### [AIM]
Write out the full listing again, exactly as it stands.

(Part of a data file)
===============

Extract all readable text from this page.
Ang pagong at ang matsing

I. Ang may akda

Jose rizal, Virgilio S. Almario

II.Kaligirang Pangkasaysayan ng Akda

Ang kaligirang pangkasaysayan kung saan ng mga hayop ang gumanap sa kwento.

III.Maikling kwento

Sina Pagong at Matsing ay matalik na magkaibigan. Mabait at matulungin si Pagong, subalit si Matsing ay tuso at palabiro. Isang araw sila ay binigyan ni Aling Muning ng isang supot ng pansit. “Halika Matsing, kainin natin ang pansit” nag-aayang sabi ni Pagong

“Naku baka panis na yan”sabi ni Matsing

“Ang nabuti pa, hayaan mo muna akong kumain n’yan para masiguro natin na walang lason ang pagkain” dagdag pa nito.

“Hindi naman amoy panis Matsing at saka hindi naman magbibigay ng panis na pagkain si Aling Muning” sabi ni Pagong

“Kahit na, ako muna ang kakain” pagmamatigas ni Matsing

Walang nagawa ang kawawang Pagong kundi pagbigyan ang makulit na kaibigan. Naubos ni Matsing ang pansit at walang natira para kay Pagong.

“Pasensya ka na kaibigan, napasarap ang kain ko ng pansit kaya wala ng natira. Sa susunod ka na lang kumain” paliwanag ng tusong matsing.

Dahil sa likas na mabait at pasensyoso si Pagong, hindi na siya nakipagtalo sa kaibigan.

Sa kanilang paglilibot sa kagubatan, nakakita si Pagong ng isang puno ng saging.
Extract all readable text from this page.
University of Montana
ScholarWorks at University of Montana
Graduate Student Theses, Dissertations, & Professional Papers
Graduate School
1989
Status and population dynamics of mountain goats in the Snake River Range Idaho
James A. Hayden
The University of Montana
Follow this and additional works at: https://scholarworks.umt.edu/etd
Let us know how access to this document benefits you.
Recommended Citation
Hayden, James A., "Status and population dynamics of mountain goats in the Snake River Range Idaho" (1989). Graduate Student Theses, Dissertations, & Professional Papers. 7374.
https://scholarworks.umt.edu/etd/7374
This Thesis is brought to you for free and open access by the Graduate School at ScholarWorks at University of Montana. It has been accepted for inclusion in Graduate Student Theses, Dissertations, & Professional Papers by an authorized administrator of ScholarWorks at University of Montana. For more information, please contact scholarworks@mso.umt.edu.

===============

### [THE RESPONSE]
Extract all readable text from this page.
Ang pagong at ang matsing

I. Ang may akda

Jose rizal, Virgilio S. Almario

II.Kaligirang Pangkasaysayan ng Akda

Ang kaligirang pangkasaysayan kung saan ng mga hayop ang gumanap sa kwento.

III.Maikling kwento

Sina Pagong at Matsing ay matalik na magkaibigan. Mabait at matulungin si Pagong, subalit si Matsing ay tuso at palabiro. Isang araw sila ay binigyan ni Aling Muning ng isang supot ng pansit. “Halika Matsing, kainin natin ang pansit” nag-aayang sabi ni Pagong

“Naku baka panis na yan”sabi ni Matsing

“Ang nabuti pa, hayaan mo muna akong kumain n’yan para masiguro natin na walang lason ang pagkain” dagdag pa nito.

“Hindi naman amoy panis Matsing at saka hindi naman magbibigay ng panis na pagkain si Aling Muning” sabi ni Pagong

“Kahit na, ako muna ang kakain” pagmamatigas ni Matsing

Walang nagawa ang kawawang Pagong kundi pagbigyan ang makulit na kaibigan. Naubos ni Matsing ang pansit at walang natira para kay Pagong.

“Pasensya ka na kaibigan, napasarap ang kain ko ng pansit kaya wala ng natira. Sa susunod ka na lang kumain” paliwanag ng tusong matsing.

Dahil sa likas na mabait at pasensyoso si Pagong, hindi na siya nakipagtalo sa kaibigan.

Sa kanilang paglilibot sa kagubatan, nakakita si Pagong ng isang puno ng saging.
Extract all readable text from this page.
University of Montana
ScholarWorks at University of Montana
Graduate Student Theses, Dissertations, & Professional Papers
Graduate School
1989
Status and population dynamics of mountain goats in the Snake River Range Idaho
James A. Hayden
The University of Montana
Follow this and additional works at: https://scholarworks.umt.edu/etd
Let us know how access to this document benefits you.
Recommended Citation
Hayden, James A., "Status and population dynamics of mountain goats in the Snake River Range Idaho" (1989). Graduate Student Theses, Dissertations, & Professional Papers. 7374.
https://scholarworks.umt.edu/etd/7374
This Thesis is brought to you for free and open access by the Graduate School at ScholarWorks at University of Montana. It has been accepted for inclusion in Graduate Student Theses, Dissertations, & Professional Papers by an authorized administrator of ScholarWorks at University of Montana. For more information, please contact scholarworks@mso.umt.edu.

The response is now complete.